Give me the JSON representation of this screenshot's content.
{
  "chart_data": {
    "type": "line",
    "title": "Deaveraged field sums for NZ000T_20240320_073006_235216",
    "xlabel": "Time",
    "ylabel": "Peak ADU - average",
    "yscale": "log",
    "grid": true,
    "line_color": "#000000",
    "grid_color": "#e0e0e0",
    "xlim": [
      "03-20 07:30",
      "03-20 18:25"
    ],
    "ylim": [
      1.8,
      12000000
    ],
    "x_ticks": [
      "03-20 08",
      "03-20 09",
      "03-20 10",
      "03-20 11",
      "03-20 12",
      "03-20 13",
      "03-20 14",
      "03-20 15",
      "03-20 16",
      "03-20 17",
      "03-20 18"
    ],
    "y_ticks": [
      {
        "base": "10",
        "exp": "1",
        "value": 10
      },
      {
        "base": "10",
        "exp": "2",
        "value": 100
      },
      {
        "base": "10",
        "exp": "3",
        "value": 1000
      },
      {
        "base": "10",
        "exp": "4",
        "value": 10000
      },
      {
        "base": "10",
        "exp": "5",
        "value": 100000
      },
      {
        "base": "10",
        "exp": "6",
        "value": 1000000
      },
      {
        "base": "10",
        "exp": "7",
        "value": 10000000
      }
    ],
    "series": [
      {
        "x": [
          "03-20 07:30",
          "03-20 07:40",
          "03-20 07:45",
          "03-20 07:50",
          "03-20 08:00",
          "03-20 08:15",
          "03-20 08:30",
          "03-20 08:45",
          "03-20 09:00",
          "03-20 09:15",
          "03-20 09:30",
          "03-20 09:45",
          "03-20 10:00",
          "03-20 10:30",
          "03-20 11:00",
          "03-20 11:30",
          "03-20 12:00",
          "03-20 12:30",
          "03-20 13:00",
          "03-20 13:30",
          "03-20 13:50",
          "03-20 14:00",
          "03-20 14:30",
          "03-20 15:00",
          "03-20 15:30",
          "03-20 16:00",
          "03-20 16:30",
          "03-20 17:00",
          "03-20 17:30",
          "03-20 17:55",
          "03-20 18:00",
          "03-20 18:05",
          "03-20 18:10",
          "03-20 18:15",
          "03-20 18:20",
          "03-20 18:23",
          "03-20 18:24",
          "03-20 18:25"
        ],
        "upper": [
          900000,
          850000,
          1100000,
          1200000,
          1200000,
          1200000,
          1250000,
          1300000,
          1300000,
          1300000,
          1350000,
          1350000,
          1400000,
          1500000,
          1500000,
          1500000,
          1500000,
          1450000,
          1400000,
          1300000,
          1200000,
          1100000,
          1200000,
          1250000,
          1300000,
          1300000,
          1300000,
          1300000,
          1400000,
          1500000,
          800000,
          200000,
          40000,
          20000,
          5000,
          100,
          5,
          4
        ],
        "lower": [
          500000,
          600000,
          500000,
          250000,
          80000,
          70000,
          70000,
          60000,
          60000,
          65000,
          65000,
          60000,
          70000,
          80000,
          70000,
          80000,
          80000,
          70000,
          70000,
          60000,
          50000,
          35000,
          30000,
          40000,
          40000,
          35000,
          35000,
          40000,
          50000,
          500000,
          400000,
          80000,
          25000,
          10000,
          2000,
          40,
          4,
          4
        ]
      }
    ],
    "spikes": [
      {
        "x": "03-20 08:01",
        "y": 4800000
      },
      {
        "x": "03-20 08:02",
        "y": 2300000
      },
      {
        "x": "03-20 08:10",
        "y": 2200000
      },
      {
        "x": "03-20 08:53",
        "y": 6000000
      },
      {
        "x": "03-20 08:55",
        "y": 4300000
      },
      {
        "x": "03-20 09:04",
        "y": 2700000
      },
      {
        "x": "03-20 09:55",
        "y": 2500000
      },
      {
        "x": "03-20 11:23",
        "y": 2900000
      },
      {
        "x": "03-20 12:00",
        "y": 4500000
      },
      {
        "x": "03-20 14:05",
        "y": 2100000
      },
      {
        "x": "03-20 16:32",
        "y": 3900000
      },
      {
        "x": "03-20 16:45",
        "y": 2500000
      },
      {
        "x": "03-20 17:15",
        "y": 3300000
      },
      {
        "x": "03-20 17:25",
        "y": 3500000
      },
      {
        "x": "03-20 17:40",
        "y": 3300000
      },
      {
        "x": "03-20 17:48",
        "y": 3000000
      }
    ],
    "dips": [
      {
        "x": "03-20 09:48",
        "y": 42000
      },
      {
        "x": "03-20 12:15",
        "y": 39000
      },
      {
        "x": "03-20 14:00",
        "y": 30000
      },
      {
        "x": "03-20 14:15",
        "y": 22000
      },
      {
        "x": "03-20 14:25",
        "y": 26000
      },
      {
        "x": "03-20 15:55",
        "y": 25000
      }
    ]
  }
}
=====
• _Challenge_
Recite the full listing above exactly.

• _Solution_
Give me the JSON representation of this screenshot's content.
{
  "chart_data": {
    "type": "line",
    "title": "Deaveraged field sums for NZ000T_20240320_073006_235216",
    "xlabel": "Time",
    "ylabel": "Peak ADU - average",
    "yscale": "log",
    "grid": true,
    "line_color": "#000000",
    "grid_color": "#e0e0e0",
    "xlim": [
      "03-20 07:30",
      "03-20 18:25"
    ],
    "ylim": [
      1.8,
      12000000
    ],
    "x_ticks": [
      "03-20 08",
      "03-20 09",
      "03-20 10",
      "03-20 11",
      "03-20 12",
      "03-20 13",
      "03-20 14",
      "03-20 15",
      "03-20 16",
      "03-20 17",
      "03-20 18"
    ],
    "y_ticks": [
      {
        "base": "10",
        "exp": "1",
        "value": 10
      },
      {
        "base": "10",
        "exp": "2",
        "value": 100
      },
      {
        "base": "10",
        "exp": "3",
        "value": 1000
      },
      {
        "base": "10",
        "exp": "4",
        "value": 10000
      },
      {
        "base": "10",
        "exp": "5",
        "value": 100000
      },
      {
        "base": "10",
        "exp": "6",
        "value": 1000000
      },
      {
        "base": "10",
        "exp": "7",
        "value": 10000000
      }
    ],
    "series": [
      {
        "x": [
          "03-20 07:30",
          "03-20 07:40",
          "03-20 07:45",
          "03-20 07:50",
          "03-20 08:00",
          "03-20 08:15",
          "03-20 08:30",
          "03-20 08:45",
          "03-20 09:00",
          "03-20 09:15",
          "03-20 09:30",
          "03-20 09:45",
          "03-20 10:00",
          "03-20 10:30",
          "03-20 11:00",
          "03-20 11:30",
          "03-20 12:00",
          "03-20 12:30",
          "03-20 13:00",
          "03-20 13:30",
          "03-20 13:50",
          "03-20 14:00",
          "03-20 14:30",
          "03-20 15:00",
          "03-20 15:30",
          "03-20 16:00",
          "03-20 16:30",
          "03-20 17:00",
          "03-20 17:30",
          "03-20 17:55",
          "03-20 18:00",
          "03-20 18:05",
          "03-20 18:10",
          "03-20 18:15",
          "03-20 18:20",
          "03-20 18:23",
          "03-20 18:24",
          "03-20 18:25"
        ],
        "upper": [
          900000,
          850000,
          1100000,
          1200000,
          1200000,
          1200000,
          1250000,
          1300000,
          1300000,
          1300000,
          1350000,
          1350000,
          1400000,
          1500000,
          1500000,
          1500000,
          1500000,
          1450000,
          1400000,
          1300000,
          1200000,
          1100000,
          1200000,
          1250000,
          1300000,
          1300000,
          1300000,
          1300000,
          1400000,
          1500000,
          800000,
          200000,
          40000,
          20000,
          5000,
          100,
          5,
          4
        ],
        "lower": [
          500000,
          600000,
          500000,
          250000,
          80000,
          70000,
          70000,
          60000,
          60000,
          65000,
          65000,
          60000,
          70000,
          80000,
          70000,
          80000,
          80000,
          70000,
          70000,
          60000,
          50000,
          35000,
          30000,
          40000,
          40000,
          35000,
          35000,
          40000,
          50000,
          500000,
          400000,
          80000,
          25000,
          10000,
          2000,
          40,
          4,
          4
        ]
      }
    ],
    "spikes": [
      {
        "x": "03-20 08:01",
        "y": 4800000
      },
      {
        "x": "03-20 08:02",
        "y": 2300000
      },
      {
        "x": "03-20 08:10",
        "y": 2200000
      },
      {
        "x": "03-20 08:53",
        "y": 6000000
      },
      {
        "x": "03-20 08:55",
        "y": 4300000
      },
      {
        "x": "03-20 09:04",
        "y": 2700000
      },
      {
        "x": "03-20 09:55",
        "y": 2500000
      },
      {
        "x": "03-20 11:23",
        "y": 2900000
      },
      {
        "x": "03-20 12:00",
        "y": 4500000
      },
      {
        "x": "03-20 14:05",
        "y": 2100000
      },
      {
        "x": "03-20 16:32",
        "y": 3900000
      },
      {
        "x": "03-20 16:45",
        "y": 2500000
      },
      {
        "x": "03-20 17:15",
        "y": 3300000
      },
      {
        "x": "03-20 17:25",
        "y": 3500000
      },
      {
        "x": "03-20 17:40",
        "y": 3300000
      },
      {
        "x": "03-20 17:48",
        "y": 3000000
      }
    ],
    "dips": [
      {
        "x": "03-20 09:48",
        "y": 42000
      },
      {
        "x": "03-20 12:15",
        "y": 39000
      },
      {
        "x": "03-20 14:00",
        "y": 30000
      },
      {
        "x": "03-20 14:15",
        "y": 22000
      },
      {
        "x": "03-20 14:25",
        "y": 26000
      },
      {
        "x": "03-20 15:55",
        "y": 25000
      }
    ]
  }
}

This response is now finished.